# [SET EXERCISE]
Copy out all lines of the records in which the word "true" appears.

-- Start of MATERIAL --

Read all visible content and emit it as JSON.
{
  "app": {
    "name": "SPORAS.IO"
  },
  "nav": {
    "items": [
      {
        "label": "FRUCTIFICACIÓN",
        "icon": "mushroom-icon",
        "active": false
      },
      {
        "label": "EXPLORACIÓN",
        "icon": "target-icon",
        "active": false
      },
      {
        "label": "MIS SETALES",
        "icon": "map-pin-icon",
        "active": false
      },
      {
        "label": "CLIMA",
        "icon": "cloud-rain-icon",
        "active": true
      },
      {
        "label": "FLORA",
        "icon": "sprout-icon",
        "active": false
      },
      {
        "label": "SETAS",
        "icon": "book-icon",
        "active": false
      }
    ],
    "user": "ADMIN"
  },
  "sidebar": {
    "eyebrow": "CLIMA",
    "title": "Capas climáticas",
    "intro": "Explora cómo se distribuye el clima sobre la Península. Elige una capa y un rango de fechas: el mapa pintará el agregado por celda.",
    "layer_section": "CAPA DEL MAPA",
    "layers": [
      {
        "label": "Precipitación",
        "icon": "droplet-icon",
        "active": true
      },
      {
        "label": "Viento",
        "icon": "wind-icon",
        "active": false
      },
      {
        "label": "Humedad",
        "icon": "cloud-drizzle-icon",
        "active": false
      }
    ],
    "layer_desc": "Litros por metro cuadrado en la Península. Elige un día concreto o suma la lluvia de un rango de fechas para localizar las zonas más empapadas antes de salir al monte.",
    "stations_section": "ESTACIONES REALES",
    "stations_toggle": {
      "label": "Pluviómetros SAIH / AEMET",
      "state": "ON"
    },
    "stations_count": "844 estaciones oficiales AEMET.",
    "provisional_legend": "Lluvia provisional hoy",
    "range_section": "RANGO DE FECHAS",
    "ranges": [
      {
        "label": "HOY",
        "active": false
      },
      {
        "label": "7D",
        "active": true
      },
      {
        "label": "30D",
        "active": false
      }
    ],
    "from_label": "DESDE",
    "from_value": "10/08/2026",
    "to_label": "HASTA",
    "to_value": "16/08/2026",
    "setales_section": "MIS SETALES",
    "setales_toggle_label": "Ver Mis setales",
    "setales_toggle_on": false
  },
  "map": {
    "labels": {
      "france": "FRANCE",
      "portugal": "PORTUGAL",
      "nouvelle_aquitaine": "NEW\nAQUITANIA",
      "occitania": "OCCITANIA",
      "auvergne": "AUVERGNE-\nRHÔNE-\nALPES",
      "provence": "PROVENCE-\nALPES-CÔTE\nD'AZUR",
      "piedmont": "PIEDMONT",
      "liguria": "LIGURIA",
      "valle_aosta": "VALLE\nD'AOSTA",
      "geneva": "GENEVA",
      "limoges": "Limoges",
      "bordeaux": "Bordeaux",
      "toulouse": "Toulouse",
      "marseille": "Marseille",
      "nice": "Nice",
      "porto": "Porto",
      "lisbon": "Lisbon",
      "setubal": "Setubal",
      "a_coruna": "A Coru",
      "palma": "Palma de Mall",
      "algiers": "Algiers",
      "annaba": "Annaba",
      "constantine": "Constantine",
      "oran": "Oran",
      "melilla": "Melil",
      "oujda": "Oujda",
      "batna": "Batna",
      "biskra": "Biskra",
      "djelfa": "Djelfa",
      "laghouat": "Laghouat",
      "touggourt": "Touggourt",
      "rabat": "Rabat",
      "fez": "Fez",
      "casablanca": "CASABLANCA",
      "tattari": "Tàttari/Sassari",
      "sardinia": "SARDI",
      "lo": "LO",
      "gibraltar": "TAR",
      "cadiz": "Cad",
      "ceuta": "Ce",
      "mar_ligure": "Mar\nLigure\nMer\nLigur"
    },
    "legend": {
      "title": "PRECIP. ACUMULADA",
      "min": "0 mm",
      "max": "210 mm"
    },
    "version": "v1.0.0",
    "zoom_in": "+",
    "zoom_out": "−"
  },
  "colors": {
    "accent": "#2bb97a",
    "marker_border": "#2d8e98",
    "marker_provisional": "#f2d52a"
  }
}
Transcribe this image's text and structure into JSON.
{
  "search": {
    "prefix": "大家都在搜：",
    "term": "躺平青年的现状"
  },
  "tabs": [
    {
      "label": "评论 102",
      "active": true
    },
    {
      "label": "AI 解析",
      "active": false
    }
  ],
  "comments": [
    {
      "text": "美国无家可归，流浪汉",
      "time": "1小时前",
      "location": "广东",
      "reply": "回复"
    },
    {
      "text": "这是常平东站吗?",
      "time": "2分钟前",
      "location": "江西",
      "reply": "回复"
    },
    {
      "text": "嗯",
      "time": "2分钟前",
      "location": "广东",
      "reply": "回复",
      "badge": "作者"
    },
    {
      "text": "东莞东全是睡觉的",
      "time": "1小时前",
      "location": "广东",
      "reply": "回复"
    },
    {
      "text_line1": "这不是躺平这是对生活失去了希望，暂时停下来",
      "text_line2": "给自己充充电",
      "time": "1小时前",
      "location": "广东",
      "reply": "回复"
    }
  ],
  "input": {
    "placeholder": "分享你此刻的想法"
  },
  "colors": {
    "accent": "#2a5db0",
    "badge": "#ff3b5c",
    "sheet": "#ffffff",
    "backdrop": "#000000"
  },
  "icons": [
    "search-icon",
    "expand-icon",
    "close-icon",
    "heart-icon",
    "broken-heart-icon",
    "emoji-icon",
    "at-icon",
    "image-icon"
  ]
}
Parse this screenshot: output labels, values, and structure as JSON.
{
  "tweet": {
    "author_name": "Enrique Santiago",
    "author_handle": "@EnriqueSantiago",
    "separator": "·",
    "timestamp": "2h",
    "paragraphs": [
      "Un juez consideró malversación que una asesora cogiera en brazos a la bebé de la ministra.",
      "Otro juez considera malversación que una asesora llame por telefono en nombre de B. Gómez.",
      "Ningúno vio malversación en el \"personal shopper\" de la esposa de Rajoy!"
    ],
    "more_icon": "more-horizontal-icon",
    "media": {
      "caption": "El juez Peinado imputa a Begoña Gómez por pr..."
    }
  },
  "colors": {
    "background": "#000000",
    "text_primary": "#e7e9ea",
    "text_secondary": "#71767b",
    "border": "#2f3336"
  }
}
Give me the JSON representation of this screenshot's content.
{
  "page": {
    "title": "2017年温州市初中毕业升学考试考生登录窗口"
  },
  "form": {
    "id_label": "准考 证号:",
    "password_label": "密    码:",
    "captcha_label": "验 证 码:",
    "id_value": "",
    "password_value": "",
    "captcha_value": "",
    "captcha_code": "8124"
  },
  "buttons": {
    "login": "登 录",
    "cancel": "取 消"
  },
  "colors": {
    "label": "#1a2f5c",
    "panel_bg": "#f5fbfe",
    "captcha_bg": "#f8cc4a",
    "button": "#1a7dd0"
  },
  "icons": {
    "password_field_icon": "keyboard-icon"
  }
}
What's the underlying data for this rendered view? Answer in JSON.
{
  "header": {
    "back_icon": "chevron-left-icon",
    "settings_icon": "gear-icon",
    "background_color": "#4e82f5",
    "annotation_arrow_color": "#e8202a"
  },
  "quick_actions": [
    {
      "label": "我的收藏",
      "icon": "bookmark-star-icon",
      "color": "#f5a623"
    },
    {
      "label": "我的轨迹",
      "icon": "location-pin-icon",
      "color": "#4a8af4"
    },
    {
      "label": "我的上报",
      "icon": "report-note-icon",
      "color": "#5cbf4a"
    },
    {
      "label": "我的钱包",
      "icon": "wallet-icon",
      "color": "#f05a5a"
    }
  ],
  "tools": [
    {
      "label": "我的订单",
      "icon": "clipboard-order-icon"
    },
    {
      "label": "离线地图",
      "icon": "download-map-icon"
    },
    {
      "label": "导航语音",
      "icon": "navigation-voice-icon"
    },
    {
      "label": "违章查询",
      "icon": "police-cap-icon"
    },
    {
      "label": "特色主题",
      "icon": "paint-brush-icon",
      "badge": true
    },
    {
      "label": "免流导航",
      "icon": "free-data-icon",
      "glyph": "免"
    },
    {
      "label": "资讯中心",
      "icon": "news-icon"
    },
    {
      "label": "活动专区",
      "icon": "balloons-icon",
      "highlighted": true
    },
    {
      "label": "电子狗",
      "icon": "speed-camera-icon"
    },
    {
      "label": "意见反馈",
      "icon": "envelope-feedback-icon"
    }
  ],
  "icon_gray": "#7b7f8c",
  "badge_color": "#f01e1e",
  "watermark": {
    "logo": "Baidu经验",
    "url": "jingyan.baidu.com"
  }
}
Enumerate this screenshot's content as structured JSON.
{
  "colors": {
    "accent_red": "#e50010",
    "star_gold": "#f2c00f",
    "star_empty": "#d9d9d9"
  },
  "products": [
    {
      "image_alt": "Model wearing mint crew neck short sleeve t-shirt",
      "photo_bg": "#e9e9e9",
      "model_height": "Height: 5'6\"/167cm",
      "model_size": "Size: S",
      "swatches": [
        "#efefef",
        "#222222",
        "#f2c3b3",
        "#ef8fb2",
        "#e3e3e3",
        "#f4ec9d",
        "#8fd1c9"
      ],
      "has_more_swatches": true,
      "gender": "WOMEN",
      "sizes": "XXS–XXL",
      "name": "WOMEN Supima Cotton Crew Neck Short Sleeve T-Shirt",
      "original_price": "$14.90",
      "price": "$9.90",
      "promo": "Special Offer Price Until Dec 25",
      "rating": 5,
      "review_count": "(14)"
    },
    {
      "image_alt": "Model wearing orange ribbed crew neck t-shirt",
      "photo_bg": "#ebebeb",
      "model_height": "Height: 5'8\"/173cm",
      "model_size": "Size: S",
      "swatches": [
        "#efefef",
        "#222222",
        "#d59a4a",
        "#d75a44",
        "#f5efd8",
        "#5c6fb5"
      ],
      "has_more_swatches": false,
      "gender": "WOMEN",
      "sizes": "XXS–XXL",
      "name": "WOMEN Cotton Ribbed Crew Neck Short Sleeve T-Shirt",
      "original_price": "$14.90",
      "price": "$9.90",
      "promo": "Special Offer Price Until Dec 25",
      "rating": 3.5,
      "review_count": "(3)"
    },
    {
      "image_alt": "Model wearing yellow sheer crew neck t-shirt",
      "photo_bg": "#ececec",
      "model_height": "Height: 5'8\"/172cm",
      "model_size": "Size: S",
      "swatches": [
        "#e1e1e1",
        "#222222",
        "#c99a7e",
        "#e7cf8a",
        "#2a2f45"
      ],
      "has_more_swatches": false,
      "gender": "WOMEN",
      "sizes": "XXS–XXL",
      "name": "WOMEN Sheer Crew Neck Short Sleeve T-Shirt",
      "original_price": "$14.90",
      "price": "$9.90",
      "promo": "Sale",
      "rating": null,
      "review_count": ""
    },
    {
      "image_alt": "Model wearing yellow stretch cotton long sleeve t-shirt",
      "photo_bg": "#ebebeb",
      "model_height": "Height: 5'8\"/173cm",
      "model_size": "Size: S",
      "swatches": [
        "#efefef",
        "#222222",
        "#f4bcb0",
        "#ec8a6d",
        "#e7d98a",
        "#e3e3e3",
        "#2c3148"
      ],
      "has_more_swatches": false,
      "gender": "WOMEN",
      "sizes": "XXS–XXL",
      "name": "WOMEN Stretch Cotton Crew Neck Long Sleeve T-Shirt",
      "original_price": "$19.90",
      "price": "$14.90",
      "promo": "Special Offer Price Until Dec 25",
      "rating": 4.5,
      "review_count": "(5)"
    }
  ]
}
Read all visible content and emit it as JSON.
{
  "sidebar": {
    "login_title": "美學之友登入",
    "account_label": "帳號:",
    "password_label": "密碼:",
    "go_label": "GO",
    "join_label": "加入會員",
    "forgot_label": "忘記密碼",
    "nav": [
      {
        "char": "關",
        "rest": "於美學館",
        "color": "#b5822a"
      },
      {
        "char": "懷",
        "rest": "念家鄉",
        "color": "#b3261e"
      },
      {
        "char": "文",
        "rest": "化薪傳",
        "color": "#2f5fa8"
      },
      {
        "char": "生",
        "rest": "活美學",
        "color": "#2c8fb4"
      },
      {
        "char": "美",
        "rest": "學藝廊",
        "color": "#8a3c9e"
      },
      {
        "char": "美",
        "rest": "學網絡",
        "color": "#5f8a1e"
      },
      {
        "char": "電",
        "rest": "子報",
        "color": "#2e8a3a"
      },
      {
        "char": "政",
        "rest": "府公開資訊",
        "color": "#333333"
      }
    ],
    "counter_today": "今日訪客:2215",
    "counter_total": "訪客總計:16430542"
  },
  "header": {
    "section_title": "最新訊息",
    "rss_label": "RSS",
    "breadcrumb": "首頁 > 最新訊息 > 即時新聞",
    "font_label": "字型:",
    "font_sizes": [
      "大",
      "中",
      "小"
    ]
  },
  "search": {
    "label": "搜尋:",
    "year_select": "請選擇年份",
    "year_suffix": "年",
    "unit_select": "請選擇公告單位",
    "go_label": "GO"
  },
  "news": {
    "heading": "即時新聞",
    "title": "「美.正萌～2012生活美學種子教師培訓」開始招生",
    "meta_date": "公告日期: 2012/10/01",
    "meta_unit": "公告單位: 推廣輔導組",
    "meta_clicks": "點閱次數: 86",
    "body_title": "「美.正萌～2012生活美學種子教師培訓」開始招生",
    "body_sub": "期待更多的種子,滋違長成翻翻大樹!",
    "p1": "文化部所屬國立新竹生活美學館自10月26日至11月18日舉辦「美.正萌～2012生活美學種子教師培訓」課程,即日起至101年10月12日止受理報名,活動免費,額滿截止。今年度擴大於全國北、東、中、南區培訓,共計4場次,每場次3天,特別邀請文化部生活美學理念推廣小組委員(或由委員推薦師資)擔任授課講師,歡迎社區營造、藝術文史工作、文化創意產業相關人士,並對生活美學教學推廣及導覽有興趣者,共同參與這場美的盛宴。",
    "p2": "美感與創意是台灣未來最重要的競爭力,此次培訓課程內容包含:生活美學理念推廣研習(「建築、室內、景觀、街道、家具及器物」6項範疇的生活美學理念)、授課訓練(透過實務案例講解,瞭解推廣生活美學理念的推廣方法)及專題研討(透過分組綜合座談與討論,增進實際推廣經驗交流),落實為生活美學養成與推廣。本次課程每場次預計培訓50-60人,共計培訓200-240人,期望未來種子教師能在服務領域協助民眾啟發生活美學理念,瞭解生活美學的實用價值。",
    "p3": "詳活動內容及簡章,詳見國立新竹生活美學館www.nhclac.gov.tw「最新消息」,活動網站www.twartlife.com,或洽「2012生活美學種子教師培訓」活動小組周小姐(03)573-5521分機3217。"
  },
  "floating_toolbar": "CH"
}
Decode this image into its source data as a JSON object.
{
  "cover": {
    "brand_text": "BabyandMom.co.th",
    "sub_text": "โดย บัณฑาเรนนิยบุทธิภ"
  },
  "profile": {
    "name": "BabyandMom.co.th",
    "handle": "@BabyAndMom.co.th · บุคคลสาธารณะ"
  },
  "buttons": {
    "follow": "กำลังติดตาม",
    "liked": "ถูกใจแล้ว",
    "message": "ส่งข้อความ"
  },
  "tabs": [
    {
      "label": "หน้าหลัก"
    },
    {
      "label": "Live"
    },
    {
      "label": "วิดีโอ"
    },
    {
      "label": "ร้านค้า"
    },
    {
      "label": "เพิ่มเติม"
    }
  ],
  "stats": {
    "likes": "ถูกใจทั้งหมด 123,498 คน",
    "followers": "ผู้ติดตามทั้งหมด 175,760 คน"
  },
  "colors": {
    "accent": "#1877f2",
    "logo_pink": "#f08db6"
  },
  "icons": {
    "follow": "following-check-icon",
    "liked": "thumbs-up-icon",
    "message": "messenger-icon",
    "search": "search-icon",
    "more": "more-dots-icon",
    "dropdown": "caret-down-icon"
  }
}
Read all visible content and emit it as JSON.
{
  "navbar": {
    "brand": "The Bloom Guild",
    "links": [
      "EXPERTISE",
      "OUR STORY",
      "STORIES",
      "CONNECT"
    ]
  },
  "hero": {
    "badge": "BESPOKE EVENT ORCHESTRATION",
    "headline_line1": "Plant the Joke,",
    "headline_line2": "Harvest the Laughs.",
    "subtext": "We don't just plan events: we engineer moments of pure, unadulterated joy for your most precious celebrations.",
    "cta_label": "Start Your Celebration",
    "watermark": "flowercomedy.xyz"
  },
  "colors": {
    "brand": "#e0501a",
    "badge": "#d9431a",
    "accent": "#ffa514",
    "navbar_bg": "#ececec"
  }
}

-- End of MATERIAL --

# [SOLUTION]
        "active": true
        "active": true
        "active": true
      "active": true
      "badge": true
      "highlighted": true
      "has_more_swatches": true,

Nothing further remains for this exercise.